* _Task objective_
Give every line below again, exactly.

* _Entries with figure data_
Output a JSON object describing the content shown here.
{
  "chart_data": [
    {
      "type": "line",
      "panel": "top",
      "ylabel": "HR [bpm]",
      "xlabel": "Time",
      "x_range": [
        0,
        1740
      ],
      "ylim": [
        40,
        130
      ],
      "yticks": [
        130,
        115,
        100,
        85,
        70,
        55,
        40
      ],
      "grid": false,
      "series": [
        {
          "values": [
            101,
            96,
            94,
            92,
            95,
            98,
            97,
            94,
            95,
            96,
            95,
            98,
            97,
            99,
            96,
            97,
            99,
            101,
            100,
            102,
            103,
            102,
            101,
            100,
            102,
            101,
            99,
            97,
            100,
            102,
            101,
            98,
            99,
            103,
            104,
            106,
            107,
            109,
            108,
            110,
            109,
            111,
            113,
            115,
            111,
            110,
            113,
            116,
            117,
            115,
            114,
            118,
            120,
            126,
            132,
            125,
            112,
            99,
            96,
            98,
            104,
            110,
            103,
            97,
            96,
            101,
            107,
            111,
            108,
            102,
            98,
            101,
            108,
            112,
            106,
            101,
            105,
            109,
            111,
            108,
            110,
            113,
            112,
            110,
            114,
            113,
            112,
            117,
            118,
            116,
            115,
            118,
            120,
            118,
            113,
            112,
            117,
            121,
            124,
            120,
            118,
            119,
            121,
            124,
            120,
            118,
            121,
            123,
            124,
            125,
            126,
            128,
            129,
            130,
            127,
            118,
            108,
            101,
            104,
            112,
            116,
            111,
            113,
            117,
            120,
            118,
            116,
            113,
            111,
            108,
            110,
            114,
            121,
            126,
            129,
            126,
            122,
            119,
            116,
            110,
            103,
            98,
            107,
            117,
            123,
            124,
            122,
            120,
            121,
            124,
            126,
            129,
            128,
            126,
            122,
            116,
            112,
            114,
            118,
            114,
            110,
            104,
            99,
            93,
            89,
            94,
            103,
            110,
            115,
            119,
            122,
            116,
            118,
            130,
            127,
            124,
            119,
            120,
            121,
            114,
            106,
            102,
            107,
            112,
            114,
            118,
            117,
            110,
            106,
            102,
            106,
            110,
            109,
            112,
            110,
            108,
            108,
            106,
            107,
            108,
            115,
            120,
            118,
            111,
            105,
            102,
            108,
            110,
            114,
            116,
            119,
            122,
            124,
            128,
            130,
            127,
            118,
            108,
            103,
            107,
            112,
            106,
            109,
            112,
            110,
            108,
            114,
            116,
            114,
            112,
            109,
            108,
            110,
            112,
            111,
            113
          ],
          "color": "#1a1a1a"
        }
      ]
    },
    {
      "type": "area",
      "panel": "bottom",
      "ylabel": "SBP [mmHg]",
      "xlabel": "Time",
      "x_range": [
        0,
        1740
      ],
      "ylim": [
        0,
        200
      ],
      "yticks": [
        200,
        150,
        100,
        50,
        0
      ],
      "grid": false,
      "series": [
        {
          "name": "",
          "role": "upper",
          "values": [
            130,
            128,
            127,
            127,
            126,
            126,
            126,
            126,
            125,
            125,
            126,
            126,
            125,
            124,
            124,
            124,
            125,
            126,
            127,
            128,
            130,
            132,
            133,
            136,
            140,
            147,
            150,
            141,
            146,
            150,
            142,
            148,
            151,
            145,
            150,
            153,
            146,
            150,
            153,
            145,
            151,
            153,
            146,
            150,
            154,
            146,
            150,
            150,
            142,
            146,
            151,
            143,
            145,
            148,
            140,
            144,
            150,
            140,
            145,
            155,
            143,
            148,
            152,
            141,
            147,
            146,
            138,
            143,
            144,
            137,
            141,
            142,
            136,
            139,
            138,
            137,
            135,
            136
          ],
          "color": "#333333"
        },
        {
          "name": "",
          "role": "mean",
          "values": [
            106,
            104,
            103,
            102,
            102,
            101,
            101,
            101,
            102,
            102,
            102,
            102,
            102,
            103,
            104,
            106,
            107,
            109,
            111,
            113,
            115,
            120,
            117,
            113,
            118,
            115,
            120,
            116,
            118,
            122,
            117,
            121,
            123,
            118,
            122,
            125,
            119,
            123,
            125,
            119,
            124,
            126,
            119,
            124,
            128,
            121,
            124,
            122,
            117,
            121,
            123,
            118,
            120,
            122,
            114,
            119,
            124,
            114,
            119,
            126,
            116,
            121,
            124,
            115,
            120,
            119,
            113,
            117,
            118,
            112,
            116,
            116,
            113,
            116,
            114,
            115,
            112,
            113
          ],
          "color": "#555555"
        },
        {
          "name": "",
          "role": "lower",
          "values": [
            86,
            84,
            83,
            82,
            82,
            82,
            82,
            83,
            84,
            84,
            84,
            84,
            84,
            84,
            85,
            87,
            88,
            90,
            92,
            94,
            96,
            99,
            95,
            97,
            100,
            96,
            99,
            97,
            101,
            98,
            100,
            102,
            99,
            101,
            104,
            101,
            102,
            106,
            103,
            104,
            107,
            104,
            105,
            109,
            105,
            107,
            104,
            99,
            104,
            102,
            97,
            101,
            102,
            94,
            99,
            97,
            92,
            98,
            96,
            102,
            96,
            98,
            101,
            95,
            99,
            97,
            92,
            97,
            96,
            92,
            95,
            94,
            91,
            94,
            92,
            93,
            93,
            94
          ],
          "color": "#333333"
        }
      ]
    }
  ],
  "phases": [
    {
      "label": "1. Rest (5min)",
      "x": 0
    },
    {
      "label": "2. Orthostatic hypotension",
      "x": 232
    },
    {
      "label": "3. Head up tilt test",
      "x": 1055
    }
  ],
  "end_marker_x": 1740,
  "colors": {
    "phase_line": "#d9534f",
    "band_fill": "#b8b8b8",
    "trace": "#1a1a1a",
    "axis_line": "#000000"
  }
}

* _Answer_
Output a JSON object describing the content shown here.
{
  "chart_data": [
    {
      "type": "line",
      "panel": "top",
      "ylabel": "HR [bpm]",
      "xlabel": "Time",
      "x_range": [
        0,
        1740
      ],
      "ylim": [
        40,
        130
      ],
      "yticks": [
        130,
        115,
        100,
        85,
        70,
        55,
        40
      ],
      "grid": false,
      "series": [
        {
          "values": [
            101,
            96,
            94,
            92,
            95,
            98,
            97,
            94,
            95,
            96,
            95,
            98,
            97,
            99,
            96,
            97,
            99,
            101,
            100,
            102,
            103,
            102,
            101,
            100,
            102,
            101,
            99,
            97,
            100,
            102,
            101,
            98,
            99,
            103,
            104,
            106,
            107,
            109,
            108,
            110,
            109,
            111,
            113,
            115,
            111,
            110,
            113,
            116,
            117,
            115,
            114,
            118,
            120,
            126,
            132,
            125,
            112,
            99,
            96,
            98,
            104,
            110,
            103,
            97,
            96,
            101,
            107,
            111,
            108,
            102,
            98,
            101,
            108,
            112,
            106,
            101,
            105,
            109,
            111,
            108,
            110,
            113,
            112,
            110,
            114,
            113,
            112,
            117,
            118,
            116,
            115,
            118,
            120,
            118,
            113,
            112,
            117,
            121,
            124,
            120,
            118,
            119,
            121,
            124,
            120,
            118,
            121,
            123,
            124,
            125,
            126,
            128,
            129,
            130,
            127,
            118,
            108,
            101,
            104,
            112,
            116,
            111,
            113,
            117,
            120,
            118,
            116,
            113,
            111,
            108,
            110,
            114,
            121,
            126,
            129,
            126,
            122,
            119,
            116,
            110,
            103,
            98,
            107,
            117,
            123,
            124,
            122,
            120,
            121,
            124,
            126,
            129,
            128,
            126,
            122,
            116,
            112,
            114,
            118,
            114,
            110,
            104,
            99,
            93,
            89,
            94,
            103,
            110,
            115,
            119,
            122,
            116,
            118,
            130,
            127,
            124,
            119,
            120,
            121,
            114,
            106,
            102,
            107,
            112,
            114,
            118,
            117,
            110,
            106,
            102,
            106,
            110,
            109,
            112,
            110,
            108,
            108,
            106,
            107,
            108,
            115,
            120,
            118,
            111,
            105,
            102,
            108,
            110,
            114,
            116,
            119,
            122,
            124,
            128,
            130,
            127,
            118,
            108,
            103,
            107,
            112,
            106,
            109,
            112,
            110,
            108,
            114,
            116,
            114,
            112,
            109,
            108,
            110,
            112,
            111,
            113
          ],
          "color": "#1a1a1a"
        }
      ]
    },
    {
      "type": "area",
      "panel": "bottom",
      "ylabel": "SBP [mmHg]",
      "xlabel": "Time",
      "x_range": [
        0,
        1740
      ],
      "ylim": [
        0,
        200
      ],
      "yticks": [
        200,
        150,
        100,
        50,
        0
      ],
      "grid": false,
      "series": [
        {
          "name": "",
          "role": "upper",
          "values": [
            130,
            128,
            127,
            127,
            126,
            126,
            126,
            126,
            125,
            125,
            126,
            126,
            125,
            124,
            124,
            124,
            125,
            126,
            127,
            128,
            130,
            132,
            133,
            136,
            140,
            147,
            150,
            141,
            146,
            150,
            142,
            148,
            151,
            145,
            150,
            153,
            146,
            150,
            153,
            145,
            151,
            153,
            146,
            150,
            154,
            146,
            150,
            150,
            142,
            146,
            151,
            143,
            145,
            148,
            140,
            144,
            150,
            140,
            145,
            155,
            143,
            148,
            152,
            141,
            147,
            146,
            138,
            143,
            144,
            137,
            141,
            142,
            136,
            139,
            138,
            137,
            135,
            136
          ],
          "color": "#333333"
        },
        {
          "name": "",
          "role": "mean",
          "values": [
            106,
            104,
            103,
            102,
            102,
            101,
            101,
            101,
            102,
            102,
            102,
            102,
            102,
            103,
            104,
            106,
            107,
            109,
            111,
            113,
            115,
            120,
            117,
            113,
            118,
            115,
            120,
            116,
            118,
            122,
            117,
            121,
            123,
            118,
            122,
            125,
            119,
            123,
            125,
            119,
            124,
            126,
            119,
            124,
            128,
            121,
            124,
            122,
            117,
            121,
            123,
            118,
            120,
            122,
            114,
            119,
            124,
            114,
            119,
            126,
            116,
            121,
            124,
            115,
            120,
            119,
            113,
            117,
            118,
            112,
            116,
            116,
            113,
            116,
            114,
            115,
            112,
            113
          ],
          "color": "#555555"
        },
        {
          "name": "",
          "role": "lower",
          "values": [
            86,
            84,
            83,
            82,
            82,
            82,
            82,
            83,
            84,
            84,
            84,
            84,
            84,
            84,
            85,
            87,
            88,
            90,
            92,
            94,
            96,
            99,
            95,
            97,
            100,
            96,
            99,
            97,
            101,
            98,
            100,
            102,
            99,
            101,
            104,
            101,
            102,
            106,
            103,
            104,
            107,
            104,
            105,
            109,
            105,
            107,
            104,
            99,
            104,
            102,
            97,
            101,
            102,
            94,
            99,
            97,
            92,
            98,
            96,
            102,
            96,
            98,
            101,
            95,
            99,
            97,
            92,
            97,
            96,
            92,
            95,
            94,
            91,
            94,
            92,
            93,
            93,
            94
          ],
          "color": "#333333"
        }
      ]
    }
  ],
  "phases": [
    {
      "label": "1. Rest (5min)",
      "x": 0
    },
    {
      "label": "2. Orthostatic hypotension",
      "x": 232
    },
    {
      "label": "3. Head up tilt test",
      "x": 1055
    }
  ],
  "end_marker_x": 1740,
  "colors": {
    "phase_line": "#d9534f",
    "band_fill": "#b8b8b8",
    "trace": "#1a1a1a",
    "axis_line": "#000000"
  }
}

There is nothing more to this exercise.